THE RECORDS
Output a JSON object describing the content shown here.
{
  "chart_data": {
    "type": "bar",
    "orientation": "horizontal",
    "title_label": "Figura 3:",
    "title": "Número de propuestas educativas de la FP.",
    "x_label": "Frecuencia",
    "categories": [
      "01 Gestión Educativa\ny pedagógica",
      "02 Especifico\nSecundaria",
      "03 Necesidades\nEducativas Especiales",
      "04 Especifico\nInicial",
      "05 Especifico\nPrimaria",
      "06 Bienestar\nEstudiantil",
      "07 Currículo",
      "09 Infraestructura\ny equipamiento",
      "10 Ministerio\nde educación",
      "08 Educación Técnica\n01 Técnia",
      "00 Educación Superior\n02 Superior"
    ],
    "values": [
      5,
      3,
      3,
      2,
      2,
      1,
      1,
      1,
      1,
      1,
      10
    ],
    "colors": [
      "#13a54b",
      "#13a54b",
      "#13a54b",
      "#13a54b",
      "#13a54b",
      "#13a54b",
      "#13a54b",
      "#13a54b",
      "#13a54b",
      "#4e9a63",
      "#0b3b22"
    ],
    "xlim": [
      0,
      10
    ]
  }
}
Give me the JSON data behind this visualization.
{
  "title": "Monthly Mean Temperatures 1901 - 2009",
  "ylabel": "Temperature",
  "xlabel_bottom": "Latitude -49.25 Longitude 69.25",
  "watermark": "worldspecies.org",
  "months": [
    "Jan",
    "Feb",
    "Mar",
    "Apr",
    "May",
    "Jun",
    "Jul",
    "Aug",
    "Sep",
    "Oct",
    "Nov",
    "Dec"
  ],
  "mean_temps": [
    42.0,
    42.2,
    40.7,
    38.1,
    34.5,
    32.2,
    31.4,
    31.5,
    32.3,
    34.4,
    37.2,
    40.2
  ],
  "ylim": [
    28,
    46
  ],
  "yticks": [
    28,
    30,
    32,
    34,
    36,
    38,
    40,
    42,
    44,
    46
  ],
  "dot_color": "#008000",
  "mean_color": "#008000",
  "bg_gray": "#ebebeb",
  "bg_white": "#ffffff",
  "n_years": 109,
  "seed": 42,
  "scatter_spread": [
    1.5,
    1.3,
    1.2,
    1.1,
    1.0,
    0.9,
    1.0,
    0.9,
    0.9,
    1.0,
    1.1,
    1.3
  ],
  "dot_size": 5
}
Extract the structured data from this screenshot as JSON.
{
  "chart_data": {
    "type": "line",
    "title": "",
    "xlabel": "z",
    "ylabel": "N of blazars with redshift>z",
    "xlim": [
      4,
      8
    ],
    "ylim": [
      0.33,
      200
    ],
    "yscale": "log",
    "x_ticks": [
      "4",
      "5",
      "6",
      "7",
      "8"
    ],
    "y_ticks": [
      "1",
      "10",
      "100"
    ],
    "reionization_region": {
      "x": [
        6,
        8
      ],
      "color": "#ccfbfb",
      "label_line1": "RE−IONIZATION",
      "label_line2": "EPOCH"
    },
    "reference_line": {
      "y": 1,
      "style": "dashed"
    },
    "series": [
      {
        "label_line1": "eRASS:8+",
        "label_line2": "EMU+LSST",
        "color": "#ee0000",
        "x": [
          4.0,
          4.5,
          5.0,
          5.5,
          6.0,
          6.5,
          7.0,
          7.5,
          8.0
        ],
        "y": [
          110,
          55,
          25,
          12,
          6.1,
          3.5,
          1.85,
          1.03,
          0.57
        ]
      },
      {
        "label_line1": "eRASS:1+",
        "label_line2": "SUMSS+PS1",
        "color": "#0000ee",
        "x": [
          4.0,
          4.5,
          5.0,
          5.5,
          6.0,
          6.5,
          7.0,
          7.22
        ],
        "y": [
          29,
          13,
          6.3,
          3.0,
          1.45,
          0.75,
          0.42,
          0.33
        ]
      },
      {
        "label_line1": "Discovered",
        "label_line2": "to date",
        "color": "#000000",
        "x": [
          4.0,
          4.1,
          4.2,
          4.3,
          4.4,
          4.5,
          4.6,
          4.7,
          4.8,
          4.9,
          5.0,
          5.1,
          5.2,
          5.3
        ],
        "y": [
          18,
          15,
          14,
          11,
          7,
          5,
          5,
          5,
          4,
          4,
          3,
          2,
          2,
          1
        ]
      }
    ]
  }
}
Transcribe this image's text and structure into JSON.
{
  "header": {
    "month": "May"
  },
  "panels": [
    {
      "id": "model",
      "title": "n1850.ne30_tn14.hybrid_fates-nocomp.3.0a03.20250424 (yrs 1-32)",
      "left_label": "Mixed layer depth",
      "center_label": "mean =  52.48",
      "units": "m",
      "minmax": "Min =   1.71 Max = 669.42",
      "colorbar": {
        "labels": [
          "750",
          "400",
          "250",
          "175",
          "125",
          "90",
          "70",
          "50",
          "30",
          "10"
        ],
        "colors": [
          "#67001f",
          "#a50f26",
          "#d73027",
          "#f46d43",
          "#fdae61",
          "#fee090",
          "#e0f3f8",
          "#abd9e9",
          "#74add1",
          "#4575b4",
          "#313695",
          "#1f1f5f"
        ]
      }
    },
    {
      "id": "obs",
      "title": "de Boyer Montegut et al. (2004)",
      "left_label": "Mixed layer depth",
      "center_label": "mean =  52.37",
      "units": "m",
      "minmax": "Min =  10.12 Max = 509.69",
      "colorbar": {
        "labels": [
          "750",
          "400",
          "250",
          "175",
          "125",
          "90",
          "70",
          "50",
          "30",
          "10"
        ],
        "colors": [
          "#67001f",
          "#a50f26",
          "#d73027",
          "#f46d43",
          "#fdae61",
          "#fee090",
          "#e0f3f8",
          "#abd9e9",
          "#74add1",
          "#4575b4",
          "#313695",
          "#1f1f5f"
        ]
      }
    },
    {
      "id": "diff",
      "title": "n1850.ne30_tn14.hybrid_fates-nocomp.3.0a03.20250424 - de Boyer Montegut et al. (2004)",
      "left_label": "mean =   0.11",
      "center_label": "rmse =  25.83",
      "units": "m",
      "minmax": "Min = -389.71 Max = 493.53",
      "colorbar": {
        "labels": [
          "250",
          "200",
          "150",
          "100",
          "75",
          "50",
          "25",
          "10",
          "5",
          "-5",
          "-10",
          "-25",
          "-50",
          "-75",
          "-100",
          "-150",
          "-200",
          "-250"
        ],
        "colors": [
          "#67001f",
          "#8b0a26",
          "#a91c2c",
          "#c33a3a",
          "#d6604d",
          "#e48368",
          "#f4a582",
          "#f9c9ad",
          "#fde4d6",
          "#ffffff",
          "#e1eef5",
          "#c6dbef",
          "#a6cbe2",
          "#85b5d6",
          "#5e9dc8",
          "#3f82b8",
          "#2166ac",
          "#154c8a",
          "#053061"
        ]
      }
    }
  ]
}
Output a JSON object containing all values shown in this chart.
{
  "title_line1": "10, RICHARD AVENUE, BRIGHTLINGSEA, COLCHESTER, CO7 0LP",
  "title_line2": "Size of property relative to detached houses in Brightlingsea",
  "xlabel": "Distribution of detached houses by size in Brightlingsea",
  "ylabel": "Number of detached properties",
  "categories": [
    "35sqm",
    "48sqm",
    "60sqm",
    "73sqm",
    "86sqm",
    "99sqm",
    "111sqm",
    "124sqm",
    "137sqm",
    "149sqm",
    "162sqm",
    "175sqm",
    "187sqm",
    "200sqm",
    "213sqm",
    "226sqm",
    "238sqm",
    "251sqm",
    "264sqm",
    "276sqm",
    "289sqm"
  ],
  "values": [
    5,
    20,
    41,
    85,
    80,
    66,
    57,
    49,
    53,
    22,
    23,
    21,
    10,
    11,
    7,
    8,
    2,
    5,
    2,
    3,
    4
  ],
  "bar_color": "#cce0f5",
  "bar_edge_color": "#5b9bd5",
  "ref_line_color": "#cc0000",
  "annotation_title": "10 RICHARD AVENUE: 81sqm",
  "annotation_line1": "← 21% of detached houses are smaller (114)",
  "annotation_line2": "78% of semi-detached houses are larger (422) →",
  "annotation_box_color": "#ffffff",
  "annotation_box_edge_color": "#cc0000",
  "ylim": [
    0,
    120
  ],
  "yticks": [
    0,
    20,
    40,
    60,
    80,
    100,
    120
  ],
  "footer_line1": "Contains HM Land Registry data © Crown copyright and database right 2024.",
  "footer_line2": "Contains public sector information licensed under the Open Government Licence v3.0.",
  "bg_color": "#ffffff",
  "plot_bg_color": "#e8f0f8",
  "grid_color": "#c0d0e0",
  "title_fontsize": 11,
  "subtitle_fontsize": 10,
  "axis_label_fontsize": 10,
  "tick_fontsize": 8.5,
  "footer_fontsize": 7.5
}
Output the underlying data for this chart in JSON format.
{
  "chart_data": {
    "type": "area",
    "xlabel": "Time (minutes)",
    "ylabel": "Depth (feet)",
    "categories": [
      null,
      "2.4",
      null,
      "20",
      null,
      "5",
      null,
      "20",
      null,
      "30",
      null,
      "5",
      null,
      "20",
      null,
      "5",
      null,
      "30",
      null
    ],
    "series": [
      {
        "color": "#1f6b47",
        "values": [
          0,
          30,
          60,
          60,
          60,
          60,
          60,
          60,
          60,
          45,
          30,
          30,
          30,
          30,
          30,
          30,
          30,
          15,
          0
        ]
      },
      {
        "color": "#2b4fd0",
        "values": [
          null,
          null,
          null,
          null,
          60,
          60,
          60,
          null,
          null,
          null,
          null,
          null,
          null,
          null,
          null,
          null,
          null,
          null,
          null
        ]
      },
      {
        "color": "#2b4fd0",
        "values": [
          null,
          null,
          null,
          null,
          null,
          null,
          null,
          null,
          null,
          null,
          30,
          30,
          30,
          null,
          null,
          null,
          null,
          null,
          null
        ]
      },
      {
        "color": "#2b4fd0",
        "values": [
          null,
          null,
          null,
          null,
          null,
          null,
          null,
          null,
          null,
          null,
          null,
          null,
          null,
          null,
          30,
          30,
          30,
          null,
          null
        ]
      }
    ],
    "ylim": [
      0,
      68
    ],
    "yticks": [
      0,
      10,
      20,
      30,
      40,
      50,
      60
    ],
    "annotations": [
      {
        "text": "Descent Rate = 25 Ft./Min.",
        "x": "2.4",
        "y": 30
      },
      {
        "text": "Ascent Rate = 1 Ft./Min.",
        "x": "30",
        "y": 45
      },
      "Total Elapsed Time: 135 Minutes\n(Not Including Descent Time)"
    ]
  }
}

TASK OBJECTIVE
Show each line of the data that contains the string "Output".

CORRECT RESULT
Output a JSON object describing the content shown here.
Output a JSON object containing all values shown in this chart.
Output the underlying data for this chart in JSON format.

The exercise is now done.